begin SOURCE DATA

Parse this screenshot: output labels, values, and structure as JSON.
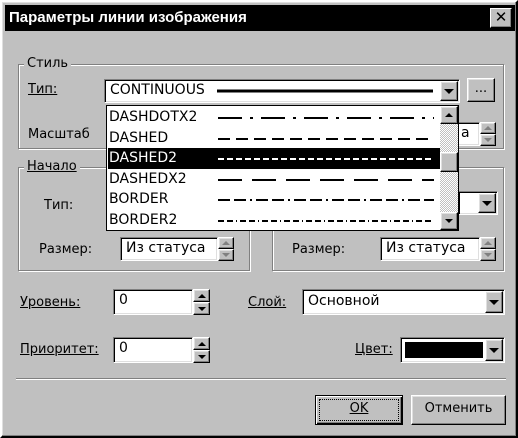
{
  "window": {
    "title": "Параметры линии изображения",
    "close_glyph": "✕"
  },
  "style_group": {
    "label": "Стиль",
    "type_label": "Тип:",
    "type_value": "CONTINUOUS",
    "browse_label": "...",
    "scale_label": "Масштаб",
    "scale_partial_value": "а"
  },
  "linetypes": [
    {
      "name": "DASHDOTX2",
      "selected": false
    },
    {
      "name": "DASHED",
      "selected": false
    },
    {
      "name": "DASHED2",
      "selected": true
    },
    {
      "name": "DASHEDX2",
      "selected": false
    },
    {
      "name": "BORDER",
      "selected": false
    },
    {
      "name": "BORDER2",
      "selected": false
    }
  ],
  "start_group": {
    "label": "Начало",
    "type_label": "Тип:",
    "size_label": "Размер:",
    "size_value": "Из статуса"
  },
  "end_group": {
    "size_label": "Размер:",
    "size_value": "Из статуса"
  },
  "level": {
    "label": "Уровень:",
    "value": "0"
  },
  "layer": {
    "label": "Слой:",
    "value": "Основной"
  },
  "priority": {
    "label": "Приоритет:",
    "value": "0"
  },
  "color": {
    "label": "Цвет:",
    "swatch": "#000000"
  },
  "buttons": {
    "ok": "OK",
    "cancel": "Отменить"
  }
}
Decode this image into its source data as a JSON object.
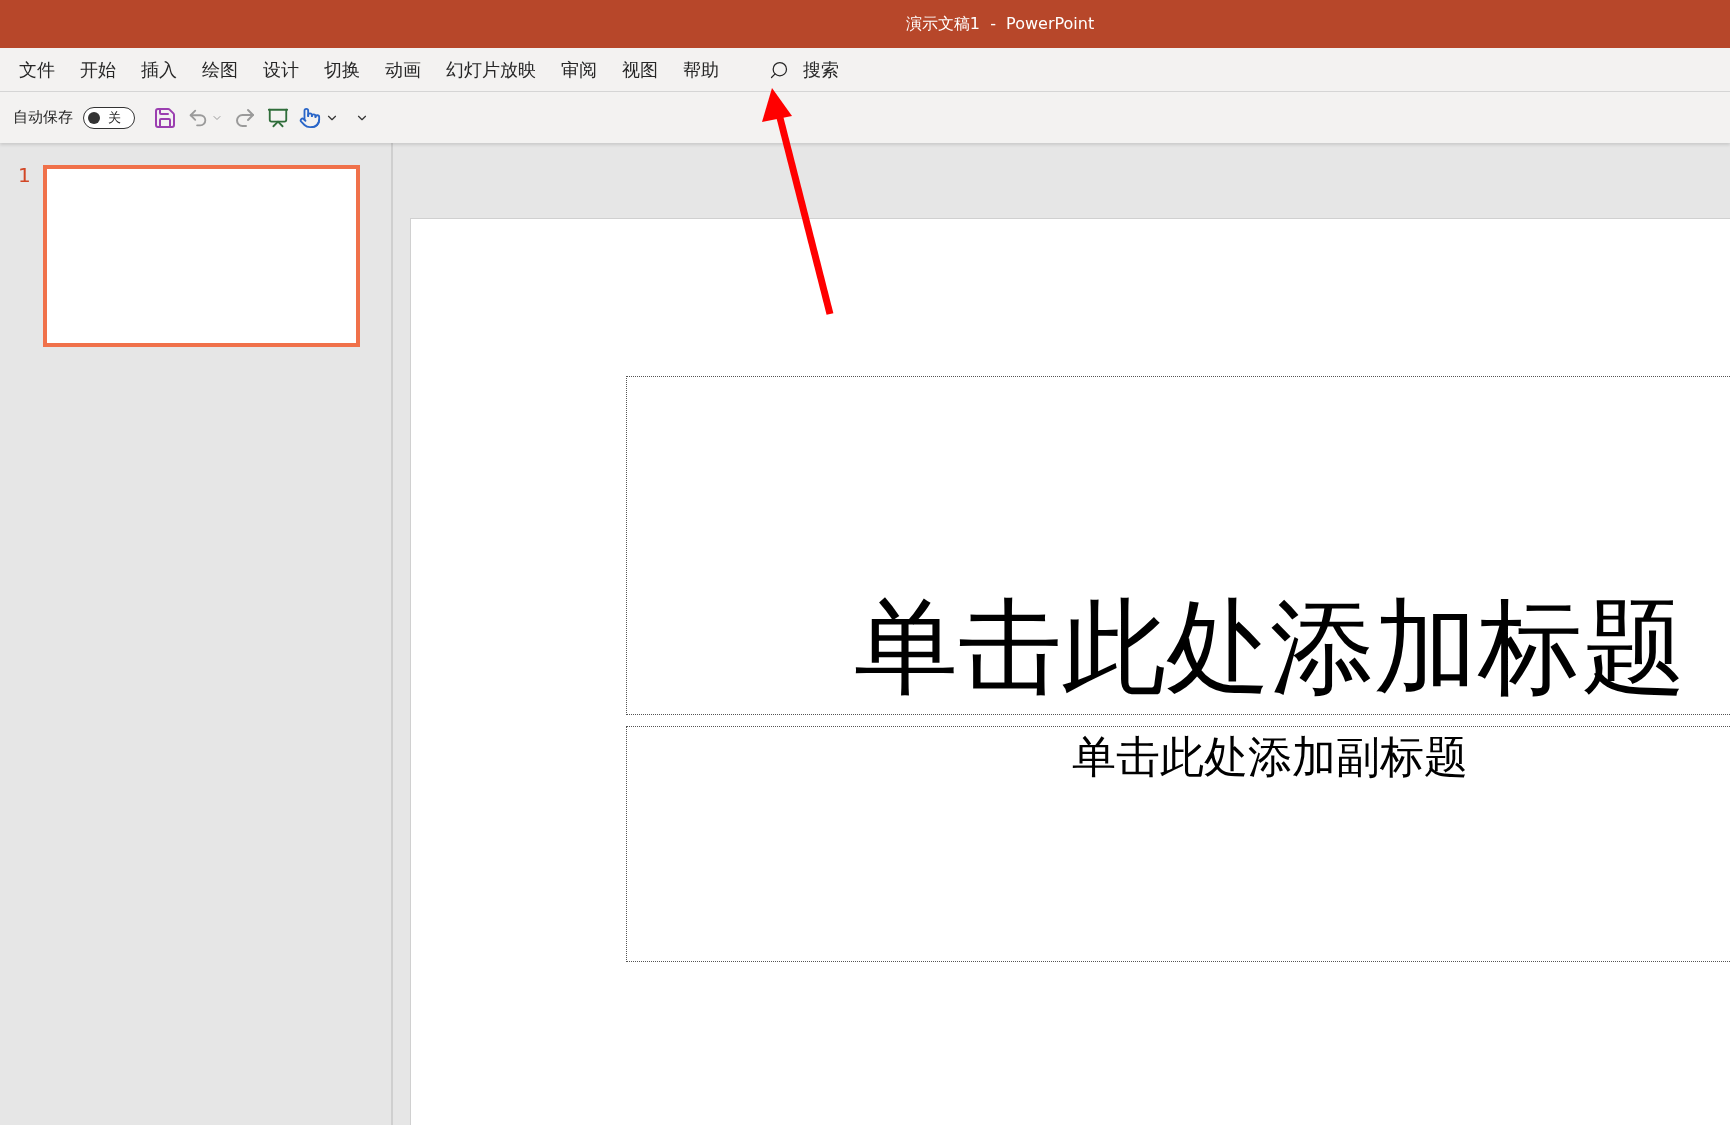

end SOURCE DATA

_BRIEF_
Return all the entries word for word, but omit any pictures they contain.

_COMPLETE OUTPUT_
Parse this screenshot: output labels, values, and structure as JSON.
{
  "window": {
    "title": "Параметры линии изображения",
    "close_glyph": "✕"
  },
  "style_group": {
    "label": "Стиль",
    "type_label": "Тип:",
    "type_value": "CONTINUOUS",
    "browse_label": "...",
    "scale_label": "Масштаб",
    "scale_partial_value": "а"
  },
  "linetypes": [
    {
      "name": "DASHDOTX2",
      "selected": false
    },
    {
      "name": "DASHED",
      "selected": false
    },
    {
      "name": "DASHED2",
      "selected": true
    },
    {
      "name": "DASHEDX2",
      "selected": false
    },
    {
      "name": "BORDER",
      "selected": false
    },
    {
      "name": "BORDER2",
      "selected": false
    }
  ],
  "start_group": {
    "label": "Начало",
    "type_label": "Тип:",
    "size_label": "Размер:",
    "size_value": "Из статуса"
  },
  "end_group": {
    "size_label": "Размер:",
    "size_value": "Из статуса"
  },
  "level": {
    "label": "Уровень:",
    "value": "0"
  },
  "layer": {
    "label": "Слой:",
    "value": "Основной"
  },
  "priority": {
    "label": "Приоритет:",
    "value": "0"
  },
  "color": {
    "label": "Цвет:",
    "swatch": "#000000"
  },
  "buttons": {
    "ok": "OK",
    "cancel": "Отменить"
  }
}
Decode this image into its source data as a JSON object.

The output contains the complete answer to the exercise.